--- begin ---

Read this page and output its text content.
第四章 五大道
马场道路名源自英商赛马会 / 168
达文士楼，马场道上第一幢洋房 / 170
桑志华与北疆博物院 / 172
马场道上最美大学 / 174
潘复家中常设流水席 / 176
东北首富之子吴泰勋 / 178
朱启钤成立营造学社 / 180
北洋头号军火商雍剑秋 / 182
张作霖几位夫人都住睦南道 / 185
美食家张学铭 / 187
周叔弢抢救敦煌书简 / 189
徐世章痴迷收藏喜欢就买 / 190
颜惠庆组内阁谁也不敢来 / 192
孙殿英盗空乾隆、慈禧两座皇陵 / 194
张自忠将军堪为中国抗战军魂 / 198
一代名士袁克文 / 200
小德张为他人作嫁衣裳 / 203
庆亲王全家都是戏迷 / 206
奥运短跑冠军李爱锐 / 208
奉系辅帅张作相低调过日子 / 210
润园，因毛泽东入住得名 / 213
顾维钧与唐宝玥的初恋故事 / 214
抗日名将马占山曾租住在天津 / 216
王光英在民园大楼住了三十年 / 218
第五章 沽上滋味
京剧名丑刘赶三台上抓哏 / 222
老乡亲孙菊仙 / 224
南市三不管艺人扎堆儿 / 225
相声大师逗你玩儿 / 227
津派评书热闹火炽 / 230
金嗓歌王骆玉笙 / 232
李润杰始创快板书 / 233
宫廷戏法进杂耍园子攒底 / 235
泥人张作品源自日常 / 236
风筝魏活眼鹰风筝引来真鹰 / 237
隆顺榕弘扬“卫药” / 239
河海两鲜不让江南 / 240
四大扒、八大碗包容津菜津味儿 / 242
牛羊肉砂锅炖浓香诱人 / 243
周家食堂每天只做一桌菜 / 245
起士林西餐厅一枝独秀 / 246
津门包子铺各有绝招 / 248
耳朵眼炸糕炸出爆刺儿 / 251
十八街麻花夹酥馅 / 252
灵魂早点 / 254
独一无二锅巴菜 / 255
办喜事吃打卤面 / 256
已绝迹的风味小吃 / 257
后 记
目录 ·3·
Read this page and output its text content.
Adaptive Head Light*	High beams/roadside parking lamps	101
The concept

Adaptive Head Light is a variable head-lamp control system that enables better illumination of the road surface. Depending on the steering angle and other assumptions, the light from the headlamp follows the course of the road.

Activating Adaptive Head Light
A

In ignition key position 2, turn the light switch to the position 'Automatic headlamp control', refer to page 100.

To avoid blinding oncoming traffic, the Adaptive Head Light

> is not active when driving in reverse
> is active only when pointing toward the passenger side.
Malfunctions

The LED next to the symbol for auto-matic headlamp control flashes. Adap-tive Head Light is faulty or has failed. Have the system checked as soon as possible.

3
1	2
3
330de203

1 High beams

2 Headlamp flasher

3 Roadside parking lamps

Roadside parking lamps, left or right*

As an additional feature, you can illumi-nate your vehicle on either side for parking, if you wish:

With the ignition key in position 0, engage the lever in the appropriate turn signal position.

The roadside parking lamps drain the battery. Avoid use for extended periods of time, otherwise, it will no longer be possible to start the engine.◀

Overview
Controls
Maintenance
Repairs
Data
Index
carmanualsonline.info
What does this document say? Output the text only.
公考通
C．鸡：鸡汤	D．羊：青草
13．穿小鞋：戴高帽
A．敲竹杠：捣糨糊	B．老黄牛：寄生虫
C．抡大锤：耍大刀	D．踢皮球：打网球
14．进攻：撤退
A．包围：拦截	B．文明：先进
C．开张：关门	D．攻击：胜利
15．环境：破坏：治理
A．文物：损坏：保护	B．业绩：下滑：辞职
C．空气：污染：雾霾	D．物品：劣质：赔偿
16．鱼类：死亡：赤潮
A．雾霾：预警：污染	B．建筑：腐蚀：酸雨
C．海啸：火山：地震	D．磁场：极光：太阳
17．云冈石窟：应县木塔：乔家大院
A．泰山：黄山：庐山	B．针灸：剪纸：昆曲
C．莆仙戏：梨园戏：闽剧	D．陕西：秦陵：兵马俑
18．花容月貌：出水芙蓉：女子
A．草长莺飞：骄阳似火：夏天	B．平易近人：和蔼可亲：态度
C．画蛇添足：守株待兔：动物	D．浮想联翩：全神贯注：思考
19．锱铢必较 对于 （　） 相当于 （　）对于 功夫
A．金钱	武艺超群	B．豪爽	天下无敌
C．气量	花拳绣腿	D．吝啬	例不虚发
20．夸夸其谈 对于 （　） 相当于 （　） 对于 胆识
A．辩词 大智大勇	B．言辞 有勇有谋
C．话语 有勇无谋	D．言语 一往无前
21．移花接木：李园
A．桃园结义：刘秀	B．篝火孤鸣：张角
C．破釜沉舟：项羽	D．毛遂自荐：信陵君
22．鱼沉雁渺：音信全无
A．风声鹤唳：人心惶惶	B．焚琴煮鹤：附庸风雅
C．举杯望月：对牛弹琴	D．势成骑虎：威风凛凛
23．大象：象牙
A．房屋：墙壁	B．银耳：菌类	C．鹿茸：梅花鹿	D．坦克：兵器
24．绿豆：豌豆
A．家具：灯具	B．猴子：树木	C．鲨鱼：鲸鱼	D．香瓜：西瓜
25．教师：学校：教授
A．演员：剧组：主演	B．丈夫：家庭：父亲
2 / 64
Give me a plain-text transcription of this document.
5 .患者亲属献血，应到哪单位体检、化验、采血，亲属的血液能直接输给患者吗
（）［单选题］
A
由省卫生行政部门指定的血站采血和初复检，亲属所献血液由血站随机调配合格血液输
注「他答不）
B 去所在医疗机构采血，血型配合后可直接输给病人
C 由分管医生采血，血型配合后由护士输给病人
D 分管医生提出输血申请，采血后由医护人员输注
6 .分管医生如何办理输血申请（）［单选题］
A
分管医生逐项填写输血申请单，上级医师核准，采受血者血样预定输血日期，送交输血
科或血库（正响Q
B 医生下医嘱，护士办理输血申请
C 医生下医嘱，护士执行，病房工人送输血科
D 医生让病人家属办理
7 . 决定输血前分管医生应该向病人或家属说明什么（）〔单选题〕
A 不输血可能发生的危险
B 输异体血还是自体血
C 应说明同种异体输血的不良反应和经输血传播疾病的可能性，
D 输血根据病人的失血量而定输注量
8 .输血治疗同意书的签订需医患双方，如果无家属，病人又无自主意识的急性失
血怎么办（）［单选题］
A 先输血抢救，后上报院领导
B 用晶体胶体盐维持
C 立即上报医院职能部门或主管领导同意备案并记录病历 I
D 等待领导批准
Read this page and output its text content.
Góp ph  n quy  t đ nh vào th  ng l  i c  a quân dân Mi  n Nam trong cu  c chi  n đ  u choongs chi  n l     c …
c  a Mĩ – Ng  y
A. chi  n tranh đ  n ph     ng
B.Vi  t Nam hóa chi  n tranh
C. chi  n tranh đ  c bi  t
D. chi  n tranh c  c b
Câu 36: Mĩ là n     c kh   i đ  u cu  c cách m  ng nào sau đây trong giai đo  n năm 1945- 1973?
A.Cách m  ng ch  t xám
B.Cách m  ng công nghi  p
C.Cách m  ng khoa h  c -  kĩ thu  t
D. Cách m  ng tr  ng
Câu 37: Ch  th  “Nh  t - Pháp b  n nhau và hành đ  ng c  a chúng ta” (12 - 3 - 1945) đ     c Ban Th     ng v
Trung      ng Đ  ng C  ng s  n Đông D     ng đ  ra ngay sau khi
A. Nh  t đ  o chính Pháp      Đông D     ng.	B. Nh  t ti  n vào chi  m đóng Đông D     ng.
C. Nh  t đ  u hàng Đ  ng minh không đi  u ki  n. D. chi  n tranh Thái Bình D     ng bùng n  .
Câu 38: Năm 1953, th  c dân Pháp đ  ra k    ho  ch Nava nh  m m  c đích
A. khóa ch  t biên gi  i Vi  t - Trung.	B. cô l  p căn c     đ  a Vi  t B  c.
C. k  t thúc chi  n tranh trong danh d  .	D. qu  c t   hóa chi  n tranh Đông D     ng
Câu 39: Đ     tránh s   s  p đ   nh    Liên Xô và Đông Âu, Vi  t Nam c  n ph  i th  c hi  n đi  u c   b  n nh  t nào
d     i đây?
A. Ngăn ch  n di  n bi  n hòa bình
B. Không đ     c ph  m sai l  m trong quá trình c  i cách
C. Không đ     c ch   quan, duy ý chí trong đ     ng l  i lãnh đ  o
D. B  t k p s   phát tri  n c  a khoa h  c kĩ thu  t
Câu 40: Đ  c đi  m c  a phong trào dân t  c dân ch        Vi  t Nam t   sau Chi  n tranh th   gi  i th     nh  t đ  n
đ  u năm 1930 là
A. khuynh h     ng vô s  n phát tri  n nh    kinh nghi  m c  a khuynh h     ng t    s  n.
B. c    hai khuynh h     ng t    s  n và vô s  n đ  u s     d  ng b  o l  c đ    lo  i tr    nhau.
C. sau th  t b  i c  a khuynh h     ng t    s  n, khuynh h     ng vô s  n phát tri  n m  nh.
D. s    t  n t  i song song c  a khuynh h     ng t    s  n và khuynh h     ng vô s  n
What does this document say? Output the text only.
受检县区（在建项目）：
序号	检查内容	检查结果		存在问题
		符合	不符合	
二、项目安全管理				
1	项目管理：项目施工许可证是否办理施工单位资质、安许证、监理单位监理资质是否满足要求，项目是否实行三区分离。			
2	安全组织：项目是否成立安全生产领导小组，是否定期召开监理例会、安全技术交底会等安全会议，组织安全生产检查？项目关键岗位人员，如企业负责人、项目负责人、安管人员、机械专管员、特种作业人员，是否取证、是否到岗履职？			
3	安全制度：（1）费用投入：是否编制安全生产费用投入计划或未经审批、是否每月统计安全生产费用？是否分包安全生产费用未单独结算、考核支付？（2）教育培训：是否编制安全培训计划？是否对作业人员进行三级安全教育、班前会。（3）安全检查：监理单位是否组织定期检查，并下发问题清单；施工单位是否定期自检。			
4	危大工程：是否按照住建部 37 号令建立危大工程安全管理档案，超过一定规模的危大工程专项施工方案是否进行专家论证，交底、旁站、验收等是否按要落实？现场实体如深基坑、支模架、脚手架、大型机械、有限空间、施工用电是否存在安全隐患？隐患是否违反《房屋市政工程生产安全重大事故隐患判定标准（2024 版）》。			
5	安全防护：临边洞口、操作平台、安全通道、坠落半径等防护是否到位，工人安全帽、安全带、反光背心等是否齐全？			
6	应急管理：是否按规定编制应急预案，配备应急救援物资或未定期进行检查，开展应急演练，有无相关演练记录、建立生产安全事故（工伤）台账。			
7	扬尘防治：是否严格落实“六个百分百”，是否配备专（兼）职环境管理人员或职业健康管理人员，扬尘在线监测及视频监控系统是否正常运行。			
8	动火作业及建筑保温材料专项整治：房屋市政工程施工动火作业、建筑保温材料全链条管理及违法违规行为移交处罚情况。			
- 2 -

--- end ---

**The problem**: Find the lines holding "system" and list every one.

**Problem solution**:
Adaptive Head Light is a variable head-lamp control system that enables better illumination of the road surface. Depending on the steering angle and other assumptions, the light from the headlamp follows the course of the road.
The LED next to the symbol for auto-matic headlamp control flashes. Adap-tive Head Light is faulty or has failed. Have the system checked as soon as possible.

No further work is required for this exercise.